Your task is to output all the records below, word for word.

:: Data records

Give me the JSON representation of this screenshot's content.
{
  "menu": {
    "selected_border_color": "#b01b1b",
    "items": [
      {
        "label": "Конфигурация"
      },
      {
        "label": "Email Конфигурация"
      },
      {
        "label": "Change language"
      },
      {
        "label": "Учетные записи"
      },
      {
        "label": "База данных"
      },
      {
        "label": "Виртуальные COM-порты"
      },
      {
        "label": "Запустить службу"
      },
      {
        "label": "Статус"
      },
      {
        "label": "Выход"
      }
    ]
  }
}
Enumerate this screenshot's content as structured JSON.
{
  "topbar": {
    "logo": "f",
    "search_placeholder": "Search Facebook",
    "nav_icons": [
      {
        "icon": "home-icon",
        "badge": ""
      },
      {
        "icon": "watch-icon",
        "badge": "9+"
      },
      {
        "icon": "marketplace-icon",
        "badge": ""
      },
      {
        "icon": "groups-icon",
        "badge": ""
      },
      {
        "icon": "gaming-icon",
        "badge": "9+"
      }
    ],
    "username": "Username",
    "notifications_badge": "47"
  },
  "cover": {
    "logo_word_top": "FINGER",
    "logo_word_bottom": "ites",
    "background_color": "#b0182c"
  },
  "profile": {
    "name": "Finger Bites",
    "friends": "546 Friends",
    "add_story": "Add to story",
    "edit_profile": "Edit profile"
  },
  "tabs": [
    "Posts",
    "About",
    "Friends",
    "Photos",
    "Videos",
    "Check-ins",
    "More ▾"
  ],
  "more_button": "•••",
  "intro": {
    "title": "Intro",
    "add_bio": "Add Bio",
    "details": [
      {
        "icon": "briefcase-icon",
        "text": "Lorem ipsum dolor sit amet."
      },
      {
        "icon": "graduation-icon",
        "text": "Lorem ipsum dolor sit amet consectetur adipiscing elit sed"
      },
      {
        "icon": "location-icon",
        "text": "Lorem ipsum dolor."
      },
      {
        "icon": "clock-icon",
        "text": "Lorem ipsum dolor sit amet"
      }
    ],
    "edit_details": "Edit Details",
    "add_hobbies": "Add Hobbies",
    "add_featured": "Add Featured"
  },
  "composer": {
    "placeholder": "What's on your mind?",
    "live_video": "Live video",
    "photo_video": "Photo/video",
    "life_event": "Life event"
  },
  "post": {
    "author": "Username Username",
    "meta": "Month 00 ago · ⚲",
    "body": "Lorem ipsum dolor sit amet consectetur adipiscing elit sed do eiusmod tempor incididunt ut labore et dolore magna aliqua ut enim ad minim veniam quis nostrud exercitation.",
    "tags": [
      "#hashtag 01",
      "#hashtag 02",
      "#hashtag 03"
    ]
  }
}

::::

**Result below**
Give me the JSON representation of this screenshot's content.
{
  "menu": {
    "selected_border_color": "#b01b1b",
    "items": [
      {
        "label": "Конфигурация"
      },
      {
        "label": "Email Конфигурация"
      },
      {
        "label": "Change language"
      },
      {
        "label": "Учетные записи"
      },
      {
        "label": "База данных"
      },
      {
        "label": "Виртуальные COM-порты"
      },
      {
        "label": "Запустить службу"
      },
      {
        "label": "Статус"
      },
      {
        "label": "Выход"
      }
    ]
  }
}
Enumerate this screenshot's content as structured JSON.
{
  "topbar": {
    "logo": "f",
    "search_placeholder": "Search Facebook",
    "nav_icons": [
      {
        "icon": "home-icon",
        "badge": ""
      },
      {
        "icon": "watch-icon",
        "badge": "9+"
      },
      {
        "icon": "marketplace-icon",
        "badge": ""
      },
      {
        "icon": "groups-icon",
        "badge": ""
      },
      {
        "icon": "gaming-icon",
        "badge": "9+"
      }
    ],
    "username": "Username",
    "notifications_badge": "47"
  },
  "cover": {
    "logo_word_top": "FINGER",
    "logo_word_bottom": "ites",
    "background_color": "#b0182c"
  },
  "profile": {
    "name": "Finger Bites",
    "friends": "546 Friends",
    "add_story": "Add to story",
    "edit_profile": "Edit profile"
  },
  "tabs": [
    "Posts",
    "About",
    "Friends",
    "Photos",
    "Videos",
    "Check-ins",
    "More ▾"
  ],
  "more_button": "•••",
  "intro": {
    "title": "Intro",
    "add_bio": "Add Bio",
    "details": [
      {
        "icon": "briefcase-icon",
        "text": "Lorem ipsum dolor sit amet."
      },
      {
        "icon": "graduation-icon",
        "text": "Lorem ipsum dolor sit amet consectetur adipiscing elit sed"
      },
      {
        "icon": "location-icon",
        "text": "Lorem ipsum dolor."
      },
      {
        "icon": "clock-icon",
        "text": "Lorem ipsum dolor sit amet"
      }
    ],
    "edit_details": "Edit Details",
    "add_hobbies": "Add Hobbies",
    "add_featured": "Add Featured"
  },
  "composer": {
    "placeholder": "What's on your mind?",
    "live_video": "Live video",
    "photo_video": "Photo/video",
    "life_event": "Life event"
  },
  "post": {
    "author": "Username Username",
    "meta": "Month 00 ago · ⚲",
    "body": "Lorem ipsum dolor sit amet consectetur adipiscing elit sed do eiusmod tempor incididunt ut labore et dolore magna aliqua ut enim ad minim veniam quis nostrud exercitation.",
    "tags": [
      "#hashtag 01",
      "#hashtag 02",
      "#hashtag 03"
    ]
  }
}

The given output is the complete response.